Where does the string "LLYS" appear in the records? Copy every line that contains it.
<<<<
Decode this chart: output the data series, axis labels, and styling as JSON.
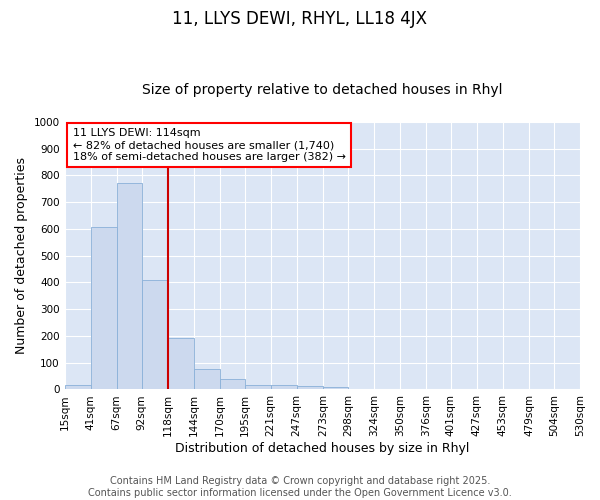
{
  "title": "11, LLYS DEWI, RHYL, LL18 4JX",
  "subtitle": "Size of property relative to detached houses in Rhyl",
  "xlabel": "Distribution of detached houses by size in Rhyl",
  "ylabel": "Number of detached properties",
  "bins": [
    15,
    41,
    67,
    92,
    118,
    144,
    170,
    195,
    221,
    247,
    273,
    298,
    324,
    350,
    376,
    401,
    427,
    453,
    479,
    504,
    530
  ],
  "values": [
    15,
    608,
    770,
    410,
    192,
    75,
    38,
    18,
    15,
    13,
    8,
    0,
    0,
    0,
    0,
    0,
    0,
    0,
    0,
    0
  ],
  "bar_color": "#ccd9ee",
  "bar_edge_color": "#8ab0d8",
  "vline_x": 118,
  "vline_color": "#cc0000",
  "ylim": [
    0,
    1000
  ],
  "yticks": [
    0,
    100,
    200,
    300,
    400,
    500,
    600,
    700,
    800,
    900,
    1000
  ],
  "annotation_title": "11 LLYS DEWI: 114sqm",
  "annotation_line2": "← 82% of detached houses are smaller (1,740)",
  "annotation_line3": "18% of semi-detached houses are larger (382) →",
  "bg_color": "#dce6f5",
  "plot_bg_color": "#dce6f5",
  "fig_bg_color": "#ffffff",
  "grid_color": "#ffffff",
  "footer_text": "Contains HM Land Registry data © Crown copyright and database right 2025.\nContains public sector information licensed under the Open Government Licence v3.0.",
  "title_fontsize": 12,
  "subtitle_fontsize": 10,
  "axis_label_fontsize": 9,
  "tick_fontsize": 7.5,
  "footer_fontsize": 7,
  "annotation_fontsize": 8
}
>>>>
» **EXERCISE OUTPUT**
  "title": "11, LLYS DEWI, RHYL, LL18 4JX",
  "annotation_title": "11 LLYS DEWI: 114sqm",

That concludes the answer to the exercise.